Una perla di Giaccherini e una rete di pregevolissima fattura di Inglese fanno tornare il sorriso sul volto dell’ambiente regalando una vittoria che ha il sapore di liberazione.

Si torna alle origini

Dopo tre mesi esatti si rivede il centrocampo stellare che tanto aveva stupito nelle prime dieci dodici partite, col ritorno di Castro in mediana.

In difesa è ancora Bani a manovrare i dinamismi in fase arretrata

Rimane invece un mistero la scelta di schierare uno spompato Gobbi al posto della rapidità e imprevedibilità di Jaroszynski.

Ancora quel timore tra le gambe…

Il primo tempo non regala grandi emozioni, ancora una volta a causa di quel pallone che scotta ogni volta in cui se ne è in possesso.

La confusione regna sovrana, e si fatica a trovare l’imbucata decisiva, nonostante i tentativi non manchino.

Il Cagliari è barricato in difesa e tenta di pungere in contropiede senza però grossi risultati.

L’unica vera occasione da rete la crea Inglese, che di testa sbatte solo su un colpo di reni formidabile di Cragno.

※

- **Attività da svolgere**
**1)** Riscrivi la parte del brano che si apre con le parole contenenti "Si torna alle" e si chiude con "Castro in mediana.", ribattezzando "centrocampo stellare" come "reparto di mezzo".
**2)** Elenca i cognomi di tutti i calciatori citati nel brano, ciascuno una sola volta.
Per rispondere basati soltanto sul brano.

Dati di origine:
※

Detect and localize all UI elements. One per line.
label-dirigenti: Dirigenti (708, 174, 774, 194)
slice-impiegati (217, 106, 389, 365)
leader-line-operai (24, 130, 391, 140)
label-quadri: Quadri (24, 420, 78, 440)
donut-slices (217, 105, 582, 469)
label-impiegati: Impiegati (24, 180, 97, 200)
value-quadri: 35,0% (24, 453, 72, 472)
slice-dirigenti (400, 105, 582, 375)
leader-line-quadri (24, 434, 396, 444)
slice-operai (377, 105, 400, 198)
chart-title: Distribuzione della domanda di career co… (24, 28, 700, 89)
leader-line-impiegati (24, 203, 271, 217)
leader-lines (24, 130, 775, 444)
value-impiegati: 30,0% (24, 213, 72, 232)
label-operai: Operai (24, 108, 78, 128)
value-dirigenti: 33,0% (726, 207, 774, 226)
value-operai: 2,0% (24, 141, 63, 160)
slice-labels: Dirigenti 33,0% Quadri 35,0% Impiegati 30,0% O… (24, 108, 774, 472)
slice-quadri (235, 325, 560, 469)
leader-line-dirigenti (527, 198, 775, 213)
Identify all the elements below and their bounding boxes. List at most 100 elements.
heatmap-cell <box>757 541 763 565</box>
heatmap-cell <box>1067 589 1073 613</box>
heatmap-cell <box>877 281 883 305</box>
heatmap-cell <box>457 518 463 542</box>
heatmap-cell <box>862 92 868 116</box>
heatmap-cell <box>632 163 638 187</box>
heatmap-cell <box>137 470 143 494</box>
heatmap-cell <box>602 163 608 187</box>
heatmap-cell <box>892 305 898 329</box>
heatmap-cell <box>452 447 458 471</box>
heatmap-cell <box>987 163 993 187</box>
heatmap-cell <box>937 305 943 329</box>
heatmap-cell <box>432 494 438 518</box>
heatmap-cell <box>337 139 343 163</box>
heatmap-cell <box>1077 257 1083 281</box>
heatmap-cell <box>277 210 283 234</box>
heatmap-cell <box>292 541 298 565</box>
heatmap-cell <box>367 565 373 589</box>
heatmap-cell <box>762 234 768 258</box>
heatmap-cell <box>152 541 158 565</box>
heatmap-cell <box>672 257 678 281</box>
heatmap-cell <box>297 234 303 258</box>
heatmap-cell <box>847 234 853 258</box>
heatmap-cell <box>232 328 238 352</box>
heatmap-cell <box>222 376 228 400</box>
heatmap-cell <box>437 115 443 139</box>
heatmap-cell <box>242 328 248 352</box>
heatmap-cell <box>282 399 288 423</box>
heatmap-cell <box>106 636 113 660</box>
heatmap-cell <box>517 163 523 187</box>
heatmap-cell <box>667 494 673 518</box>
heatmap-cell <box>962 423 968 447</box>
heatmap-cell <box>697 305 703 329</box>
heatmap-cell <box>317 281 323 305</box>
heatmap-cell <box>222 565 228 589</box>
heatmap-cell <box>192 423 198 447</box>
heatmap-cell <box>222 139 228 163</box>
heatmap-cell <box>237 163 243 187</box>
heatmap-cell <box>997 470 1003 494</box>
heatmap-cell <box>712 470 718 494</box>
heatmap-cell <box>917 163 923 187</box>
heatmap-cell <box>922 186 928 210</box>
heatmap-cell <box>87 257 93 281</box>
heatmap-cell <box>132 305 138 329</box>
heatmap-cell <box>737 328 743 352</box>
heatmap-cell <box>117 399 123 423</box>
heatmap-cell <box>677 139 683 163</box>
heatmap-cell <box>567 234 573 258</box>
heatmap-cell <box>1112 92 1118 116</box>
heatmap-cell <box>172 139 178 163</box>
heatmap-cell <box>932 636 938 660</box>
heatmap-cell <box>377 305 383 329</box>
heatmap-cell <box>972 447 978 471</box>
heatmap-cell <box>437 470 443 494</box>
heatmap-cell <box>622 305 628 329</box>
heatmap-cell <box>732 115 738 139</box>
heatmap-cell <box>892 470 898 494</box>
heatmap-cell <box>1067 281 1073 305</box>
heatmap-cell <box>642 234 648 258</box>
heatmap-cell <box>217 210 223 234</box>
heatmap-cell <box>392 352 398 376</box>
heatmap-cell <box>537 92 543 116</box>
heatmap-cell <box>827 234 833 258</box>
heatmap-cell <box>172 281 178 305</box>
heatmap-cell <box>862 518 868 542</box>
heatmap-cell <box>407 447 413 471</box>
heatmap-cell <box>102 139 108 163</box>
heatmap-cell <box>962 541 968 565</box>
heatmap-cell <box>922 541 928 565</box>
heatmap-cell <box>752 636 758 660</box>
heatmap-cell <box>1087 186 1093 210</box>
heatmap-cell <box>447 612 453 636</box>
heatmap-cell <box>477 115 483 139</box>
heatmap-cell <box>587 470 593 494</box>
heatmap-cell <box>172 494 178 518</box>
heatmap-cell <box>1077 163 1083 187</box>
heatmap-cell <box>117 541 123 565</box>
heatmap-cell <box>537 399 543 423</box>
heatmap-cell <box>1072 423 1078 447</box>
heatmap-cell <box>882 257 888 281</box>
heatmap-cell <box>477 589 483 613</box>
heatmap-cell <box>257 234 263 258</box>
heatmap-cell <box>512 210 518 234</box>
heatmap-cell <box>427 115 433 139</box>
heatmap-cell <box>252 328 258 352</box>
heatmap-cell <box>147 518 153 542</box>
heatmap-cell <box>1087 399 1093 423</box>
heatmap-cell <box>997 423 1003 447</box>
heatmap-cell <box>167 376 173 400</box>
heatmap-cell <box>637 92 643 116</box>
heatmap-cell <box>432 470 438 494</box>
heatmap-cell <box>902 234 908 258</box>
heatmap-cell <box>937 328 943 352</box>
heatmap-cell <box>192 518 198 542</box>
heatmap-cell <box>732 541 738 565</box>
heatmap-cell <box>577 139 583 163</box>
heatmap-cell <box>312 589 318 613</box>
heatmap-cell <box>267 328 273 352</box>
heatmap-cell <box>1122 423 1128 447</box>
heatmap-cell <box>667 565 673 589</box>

※

- **Risposte scritte**
**1)**
Si torna alle origini

Dopo tre mesi esatti si rivede il reparto di mezzo che tanto aveva stupito nelle prime dieci dodici partite, col ritorno di Castro in mediana.

**2)** Giaccherini, Inglese, Castro, Bani, Gobbi, Jaroszynski, Cragno